REQUIREMENT => State the number of lines that hold the string "Edmison", with nothing added.

DATASET CONTENT =>
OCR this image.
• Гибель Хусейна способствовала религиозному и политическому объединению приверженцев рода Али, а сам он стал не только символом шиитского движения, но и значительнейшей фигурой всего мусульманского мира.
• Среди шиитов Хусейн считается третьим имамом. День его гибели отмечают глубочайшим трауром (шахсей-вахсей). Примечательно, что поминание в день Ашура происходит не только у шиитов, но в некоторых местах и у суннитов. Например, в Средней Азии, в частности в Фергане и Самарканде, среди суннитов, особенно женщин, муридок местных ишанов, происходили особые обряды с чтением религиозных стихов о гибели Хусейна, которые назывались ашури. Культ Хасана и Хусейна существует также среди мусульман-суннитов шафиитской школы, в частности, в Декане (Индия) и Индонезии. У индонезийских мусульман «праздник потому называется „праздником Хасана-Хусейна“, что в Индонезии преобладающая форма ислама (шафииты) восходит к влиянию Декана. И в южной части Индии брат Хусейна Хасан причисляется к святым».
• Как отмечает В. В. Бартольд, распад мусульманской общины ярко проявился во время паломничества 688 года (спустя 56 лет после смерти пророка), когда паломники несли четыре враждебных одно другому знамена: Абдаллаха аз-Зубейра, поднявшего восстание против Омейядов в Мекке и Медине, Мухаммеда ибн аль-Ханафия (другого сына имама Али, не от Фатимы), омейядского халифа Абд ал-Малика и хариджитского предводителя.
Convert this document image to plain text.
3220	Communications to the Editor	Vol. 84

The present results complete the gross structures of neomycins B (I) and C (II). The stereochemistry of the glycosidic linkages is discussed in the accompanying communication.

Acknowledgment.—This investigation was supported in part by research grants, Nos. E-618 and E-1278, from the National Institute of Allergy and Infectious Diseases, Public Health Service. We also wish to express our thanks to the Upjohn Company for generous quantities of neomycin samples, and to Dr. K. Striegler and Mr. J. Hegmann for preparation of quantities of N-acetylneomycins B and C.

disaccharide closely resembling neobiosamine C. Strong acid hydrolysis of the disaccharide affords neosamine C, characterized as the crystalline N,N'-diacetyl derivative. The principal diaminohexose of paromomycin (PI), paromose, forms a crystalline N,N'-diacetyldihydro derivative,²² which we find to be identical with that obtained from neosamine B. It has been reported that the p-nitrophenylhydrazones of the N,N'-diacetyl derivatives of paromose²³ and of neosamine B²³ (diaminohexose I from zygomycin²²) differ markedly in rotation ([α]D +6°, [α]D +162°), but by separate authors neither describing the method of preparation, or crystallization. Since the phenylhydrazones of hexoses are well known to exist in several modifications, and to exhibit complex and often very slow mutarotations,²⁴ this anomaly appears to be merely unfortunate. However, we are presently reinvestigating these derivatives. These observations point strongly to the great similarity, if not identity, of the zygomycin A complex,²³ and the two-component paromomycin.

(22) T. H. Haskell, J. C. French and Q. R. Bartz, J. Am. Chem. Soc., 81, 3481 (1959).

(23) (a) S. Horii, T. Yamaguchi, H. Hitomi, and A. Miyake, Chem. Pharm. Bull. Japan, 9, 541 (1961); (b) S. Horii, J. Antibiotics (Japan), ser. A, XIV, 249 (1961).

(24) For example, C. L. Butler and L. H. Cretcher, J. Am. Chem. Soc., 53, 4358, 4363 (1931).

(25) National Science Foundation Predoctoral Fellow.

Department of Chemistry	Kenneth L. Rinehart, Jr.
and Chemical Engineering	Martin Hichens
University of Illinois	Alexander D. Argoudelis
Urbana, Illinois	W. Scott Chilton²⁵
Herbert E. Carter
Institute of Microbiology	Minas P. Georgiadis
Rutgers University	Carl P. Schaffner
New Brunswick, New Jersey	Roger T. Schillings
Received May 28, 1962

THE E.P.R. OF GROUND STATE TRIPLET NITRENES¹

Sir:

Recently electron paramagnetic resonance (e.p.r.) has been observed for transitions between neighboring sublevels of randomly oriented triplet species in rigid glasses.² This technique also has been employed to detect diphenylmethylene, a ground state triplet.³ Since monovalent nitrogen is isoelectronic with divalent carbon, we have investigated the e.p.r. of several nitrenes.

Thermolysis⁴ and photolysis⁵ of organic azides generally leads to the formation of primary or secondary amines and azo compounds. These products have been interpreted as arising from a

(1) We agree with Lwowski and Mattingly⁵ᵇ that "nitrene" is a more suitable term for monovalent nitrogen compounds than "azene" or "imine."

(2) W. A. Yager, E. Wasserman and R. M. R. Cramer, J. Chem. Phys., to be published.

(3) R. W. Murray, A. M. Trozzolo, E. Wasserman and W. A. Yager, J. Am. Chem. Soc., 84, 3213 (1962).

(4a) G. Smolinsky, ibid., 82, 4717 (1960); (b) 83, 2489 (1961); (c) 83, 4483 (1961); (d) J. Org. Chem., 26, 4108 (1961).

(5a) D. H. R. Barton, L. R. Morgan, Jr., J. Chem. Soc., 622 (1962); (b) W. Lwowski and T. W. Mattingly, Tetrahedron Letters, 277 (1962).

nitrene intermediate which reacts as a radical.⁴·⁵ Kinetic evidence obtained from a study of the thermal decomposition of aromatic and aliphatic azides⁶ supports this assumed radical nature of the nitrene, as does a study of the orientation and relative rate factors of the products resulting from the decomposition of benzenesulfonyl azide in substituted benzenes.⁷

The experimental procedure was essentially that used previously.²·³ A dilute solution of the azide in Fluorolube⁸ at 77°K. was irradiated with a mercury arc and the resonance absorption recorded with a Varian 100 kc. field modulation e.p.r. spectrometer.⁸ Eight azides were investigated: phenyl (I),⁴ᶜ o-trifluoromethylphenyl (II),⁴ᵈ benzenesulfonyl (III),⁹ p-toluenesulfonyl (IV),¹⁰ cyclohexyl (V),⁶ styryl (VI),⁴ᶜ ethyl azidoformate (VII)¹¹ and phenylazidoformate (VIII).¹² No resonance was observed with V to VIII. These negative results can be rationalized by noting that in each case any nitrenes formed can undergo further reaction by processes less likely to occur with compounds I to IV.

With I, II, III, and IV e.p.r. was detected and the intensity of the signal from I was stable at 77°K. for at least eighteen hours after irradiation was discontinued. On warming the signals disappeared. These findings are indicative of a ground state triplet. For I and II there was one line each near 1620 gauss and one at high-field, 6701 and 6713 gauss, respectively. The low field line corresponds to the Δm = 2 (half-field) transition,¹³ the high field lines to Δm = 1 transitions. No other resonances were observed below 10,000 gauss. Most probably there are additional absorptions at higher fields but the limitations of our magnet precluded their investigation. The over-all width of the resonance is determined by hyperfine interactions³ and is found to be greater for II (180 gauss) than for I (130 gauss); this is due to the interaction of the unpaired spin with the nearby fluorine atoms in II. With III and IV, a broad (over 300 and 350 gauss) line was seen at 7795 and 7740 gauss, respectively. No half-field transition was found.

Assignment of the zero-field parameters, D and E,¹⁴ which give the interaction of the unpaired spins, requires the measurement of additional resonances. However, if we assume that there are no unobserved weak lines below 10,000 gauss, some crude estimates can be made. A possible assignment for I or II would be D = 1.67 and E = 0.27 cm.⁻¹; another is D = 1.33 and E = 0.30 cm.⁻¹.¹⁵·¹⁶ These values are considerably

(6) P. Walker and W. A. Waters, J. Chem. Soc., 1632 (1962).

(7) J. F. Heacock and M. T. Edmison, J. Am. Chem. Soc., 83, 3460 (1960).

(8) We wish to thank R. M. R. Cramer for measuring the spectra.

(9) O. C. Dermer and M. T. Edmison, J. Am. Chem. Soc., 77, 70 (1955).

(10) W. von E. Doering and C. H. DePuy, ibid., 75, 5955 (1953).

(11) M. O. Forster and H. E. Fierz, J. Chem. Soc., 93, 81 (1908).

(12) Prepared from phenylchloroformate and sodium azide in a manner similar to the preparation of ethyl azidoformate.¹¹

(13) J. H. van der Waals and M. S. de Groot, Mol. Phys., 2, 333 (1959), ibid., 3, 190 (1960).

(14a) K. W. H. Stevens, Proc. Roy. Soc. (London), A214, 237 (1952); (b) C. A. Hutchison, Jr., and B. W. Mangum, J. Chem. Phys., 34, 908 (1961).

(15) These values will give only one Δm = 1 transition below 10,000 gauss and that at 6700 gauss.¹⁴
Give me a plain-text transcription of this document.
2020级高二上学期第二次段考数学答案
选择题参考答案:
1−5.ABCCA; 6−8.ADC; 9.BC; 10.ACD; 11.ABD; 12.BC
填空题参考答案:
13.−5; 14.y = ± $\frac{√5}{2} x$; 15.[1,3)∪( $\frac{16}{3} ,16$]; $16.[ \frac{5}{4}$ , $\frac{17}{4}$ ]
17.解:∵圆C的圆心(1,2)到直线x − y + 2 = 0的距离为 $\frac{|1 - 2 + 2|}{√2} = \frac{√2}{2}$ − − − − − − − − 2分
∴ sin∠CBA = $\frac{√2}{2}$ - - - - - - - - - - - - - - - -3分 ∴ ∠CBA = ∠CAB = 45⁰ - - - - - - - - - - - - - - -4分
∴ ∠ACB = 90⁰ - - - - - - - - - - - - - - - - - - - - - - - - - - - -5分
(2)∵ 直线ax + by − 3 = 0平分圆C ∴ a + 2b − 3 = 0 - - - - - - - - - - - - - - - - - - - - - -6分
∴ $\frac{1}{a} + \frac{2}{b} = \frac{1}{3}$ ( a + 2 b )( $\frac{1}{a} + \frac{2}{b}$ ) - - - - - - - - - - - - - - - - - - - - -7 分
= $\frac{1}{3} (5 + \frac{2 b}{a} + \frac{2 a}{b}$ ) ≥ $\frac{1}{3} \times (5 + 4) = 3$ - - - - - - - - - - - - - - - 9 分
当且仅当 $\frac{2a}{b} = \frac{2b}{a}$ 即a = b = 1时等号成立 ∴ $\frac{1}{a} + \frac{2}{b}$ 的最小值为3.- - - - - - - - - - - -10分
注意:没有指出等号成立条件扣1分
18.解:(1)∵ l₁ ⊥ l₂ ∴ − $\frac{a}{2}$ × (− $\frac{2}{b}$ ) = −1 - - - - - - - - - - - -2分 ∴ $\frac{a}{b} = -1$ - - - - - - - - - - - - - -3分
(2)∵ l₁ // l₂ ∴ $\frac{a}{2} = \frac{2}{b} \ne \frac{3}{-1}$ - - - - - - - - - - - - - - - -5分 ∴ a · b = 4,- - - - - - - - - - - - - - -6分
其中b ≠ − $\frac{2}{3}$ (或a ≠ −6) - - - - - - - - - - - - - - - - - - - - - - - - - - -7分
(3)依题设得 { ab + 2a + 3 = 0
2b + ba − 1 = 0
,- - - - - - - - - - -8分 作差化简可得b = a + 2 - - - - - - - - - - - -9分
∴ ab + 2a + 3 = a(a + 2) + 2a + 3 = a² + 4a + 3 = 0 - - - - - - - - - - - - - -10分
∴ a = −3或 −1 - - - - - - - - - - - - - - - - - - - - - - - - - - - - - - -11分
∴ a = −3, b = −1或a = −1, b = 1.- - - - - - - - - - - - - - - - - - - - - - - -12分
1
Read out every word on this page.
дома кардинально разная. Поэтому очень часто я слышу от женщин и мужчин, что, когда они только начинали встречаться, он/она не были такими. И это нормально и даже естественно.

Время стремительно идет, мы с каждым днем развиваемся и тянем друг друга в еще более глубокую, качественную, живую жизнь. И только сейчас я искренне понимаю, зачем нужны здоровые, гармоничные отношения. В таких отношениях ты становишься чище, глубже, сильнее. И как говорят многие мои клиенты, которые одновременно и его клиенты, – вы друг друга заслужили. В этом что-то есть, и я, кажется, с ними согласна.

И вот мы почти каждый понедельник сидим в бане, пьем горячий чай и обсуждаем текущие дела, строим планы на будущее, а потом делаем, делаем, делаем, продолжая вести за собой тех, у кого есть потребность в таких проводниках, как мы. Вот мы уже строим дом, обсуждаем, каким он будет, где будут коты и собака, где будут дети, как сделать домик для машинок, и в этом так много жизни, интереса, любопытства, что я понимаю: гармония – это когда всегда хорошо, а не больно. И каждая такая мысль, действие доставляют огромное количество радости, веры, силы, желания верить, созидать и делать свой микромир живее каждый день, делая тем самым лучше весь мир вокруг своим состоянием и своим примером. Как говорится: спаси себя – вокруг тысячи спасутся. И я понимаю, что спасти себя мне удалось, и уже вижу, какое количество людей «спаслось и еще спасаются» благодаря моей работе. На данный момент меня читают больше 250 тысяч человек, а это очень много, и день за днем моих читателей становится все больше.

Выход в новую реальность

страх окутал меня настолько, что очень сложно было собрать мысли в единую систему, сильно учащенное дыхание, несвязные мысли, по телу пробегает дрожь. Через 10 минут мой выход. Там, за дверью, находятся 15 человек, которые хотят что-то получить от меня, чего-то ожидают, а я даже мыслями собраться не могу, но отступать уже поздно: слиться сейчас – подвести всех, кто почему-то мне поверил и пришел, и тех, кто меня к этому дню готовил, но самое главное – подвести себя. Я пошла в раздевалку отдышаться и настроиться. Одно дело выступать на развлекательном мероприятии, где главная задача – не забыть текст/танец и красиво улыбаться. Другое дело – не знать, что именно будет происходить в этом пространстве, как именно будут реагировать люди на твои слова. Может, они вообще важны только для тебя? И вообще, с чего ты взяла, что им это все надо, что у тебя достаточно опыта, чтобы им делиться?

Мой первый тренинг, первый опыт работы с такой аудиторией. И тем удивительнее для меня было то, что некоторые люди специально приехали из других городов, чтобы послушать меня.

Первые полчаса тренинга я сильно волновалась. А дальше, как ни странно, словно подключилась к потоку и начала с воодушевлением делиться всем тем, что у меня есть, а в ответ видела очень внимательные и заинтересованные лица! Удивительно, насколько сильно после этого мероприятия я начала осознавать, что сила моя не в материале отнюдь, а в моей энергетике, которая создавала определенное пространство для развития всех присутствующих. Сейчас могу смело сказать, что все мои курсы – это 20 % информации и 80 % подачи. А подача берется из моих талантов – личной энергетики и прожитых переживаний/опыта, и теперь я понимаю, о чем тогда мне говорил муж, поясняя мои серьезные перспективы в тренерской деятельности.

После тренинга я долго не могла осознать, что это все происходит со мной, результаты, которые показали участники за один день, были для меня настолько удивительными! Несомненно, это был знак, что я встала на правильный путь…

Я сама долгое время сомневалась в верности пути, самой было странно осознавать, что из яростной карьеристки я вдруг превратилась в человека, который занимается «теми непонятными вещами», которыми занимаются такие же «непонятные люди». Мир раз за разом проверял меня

SOLUTION FOR THIS PROBLEM => 2